» GIVEN EXERCISE
Restate the records below word for word.

[Extracted records]
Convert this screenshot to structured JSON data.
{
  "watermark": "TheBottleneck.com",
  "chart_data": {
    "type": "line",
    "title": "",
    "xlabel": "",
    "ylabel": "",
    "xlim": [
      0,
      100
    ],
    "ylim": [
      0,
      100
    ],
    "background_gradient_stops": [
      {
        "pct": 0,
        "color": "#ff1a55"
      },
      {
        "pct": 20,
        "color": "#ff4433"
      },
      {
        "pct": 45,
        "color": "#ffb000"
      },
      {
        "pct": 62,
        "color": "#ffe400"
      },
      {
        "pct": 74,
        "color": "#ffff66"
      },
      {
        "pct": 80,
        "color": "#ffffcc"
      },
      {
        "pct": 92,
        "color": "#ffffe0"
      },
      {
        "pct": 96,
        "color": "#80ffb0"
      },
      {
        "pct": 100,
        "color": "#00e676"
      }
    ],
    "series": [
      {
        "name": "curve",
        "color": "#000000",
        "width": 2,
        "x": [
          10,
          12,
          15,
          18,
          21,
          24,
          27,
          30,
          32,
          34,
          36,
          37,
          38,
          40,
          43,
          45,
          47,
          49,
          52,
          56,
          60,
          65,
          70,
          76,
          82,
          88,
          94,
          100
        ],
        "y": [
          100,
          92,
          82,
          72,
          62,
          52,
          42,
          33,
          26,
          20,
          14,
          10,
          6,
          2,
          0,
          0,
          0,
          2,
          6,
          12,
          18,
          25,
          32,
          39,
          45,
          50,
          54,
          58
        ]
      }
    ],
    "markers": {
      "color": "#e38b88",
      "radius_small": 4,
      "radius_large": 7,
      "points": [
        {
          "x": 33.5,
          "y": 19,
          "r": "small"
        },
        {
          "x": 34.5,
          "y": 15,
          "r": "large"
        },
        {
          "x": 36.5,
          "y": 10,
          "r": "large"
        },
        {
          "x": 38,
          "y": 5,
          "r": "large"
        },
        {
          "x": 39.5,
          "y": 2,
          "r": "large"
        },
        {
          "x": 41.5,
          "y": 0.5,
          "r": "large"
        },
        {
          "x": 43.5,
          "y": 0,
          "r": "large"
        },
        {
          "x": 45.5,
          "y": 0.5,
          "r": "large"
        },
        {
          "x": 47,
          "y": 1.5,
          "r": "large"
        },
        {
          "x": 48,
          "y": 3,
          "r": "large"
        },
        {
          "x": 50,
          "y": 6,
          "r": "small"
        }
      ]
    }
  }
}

» ANSWER TO THE PROBLEM
Convert this screenshot to structured JSON data.
{
  "watermark": "TheBottleneck.com",
  "chart_data": {
    "type": "line",
    "title": "",
    "xlabel": "",
    "ylabel": "",
    "xlim": [
      0,
      100
    ],
    "ylim": [
      0,
      100
    ],
    "background_gradient_stops": [
      {
        "pct": 0,
        "color": "#ff1a55"
      },
      {
        "pct": 20,
        "color": "#ff4433"
      },
      {
        "pct": 45,
        "color": "#ffb000"
      },
      {
        "pct": 62,
        "color": "#ffe400"
      },
      {
        "pct": 74,
        "color": "#ffff66"
      },
      {
        "pct": 80,
        "color": "#ffffcc"
      },
      {
        "pct": 92,
        "color": "#ffffe0"
      },
      {
        "pct": 96,
        "color": "#80ffb0"
      },
      {
        "pct": 100,
        "color": "#00e676"
      }
    ],
    "series": [
      {
        "name": "curve",
        "color": "#000000",
        "width": 2,
        "x": [
          10,
          12,
          15,
          18,
          21,
          24,
          27,
          30,
          32,
          34,
          36,
          37,
          38,
          40,
          43,
          45,
          47,
          49,
          52,
          56,
          60,
          65,
          70,
          76,
          82,
          88,
          94,
          100
        ],
        "y": [
          100,
          92,
          82,
          72,
          62,
          52,
          42,
          33,
          26,
          20,
          14,
          10,
          6,
          2,
          0,
          0,
          0,
          2,
          6,
          12,
          18,
          25,
          32,
          39,
          45,
          50,
          54,
          58
        ]
      }
    ],
    "markers": {
      "color": "#e38b88",
      "radius_small": 4,
      "radius_large": 7,
      "points": [
        {
          "x": 33.5,
          "y": 19,
          "r": "small"
        },
        {
          "x": 34.5,
          "y": 15,
          "r": "large"
        },
        {
          "x": 36.5,
          "y": 10,
          "r": "large"
        },
        {
          "x": 38,
          "y": 5,
          "r": "large"
        },
        {
          "x": 39.5,
          "y": 2,
          "r": "large"
        },
        {
          "x": 41.5,
          "y": 0.5,
          "r": "large"
        },
        {
          "x": 43.5,
          "y": 0,
          "r": "large"
        },
        {
          "x": 45.5,
          "y": 0.5,
          "r": "large"
        },
        {
          "x": 47,
          "y": 1.5,
          "r": "large"
        },
        {
          "x": 48,
          "y": 3,
          "r": "large"
        },
        {
          "x": 50,
          "y": 6,
          "r": "small"
        }
      ]
    }
  }
}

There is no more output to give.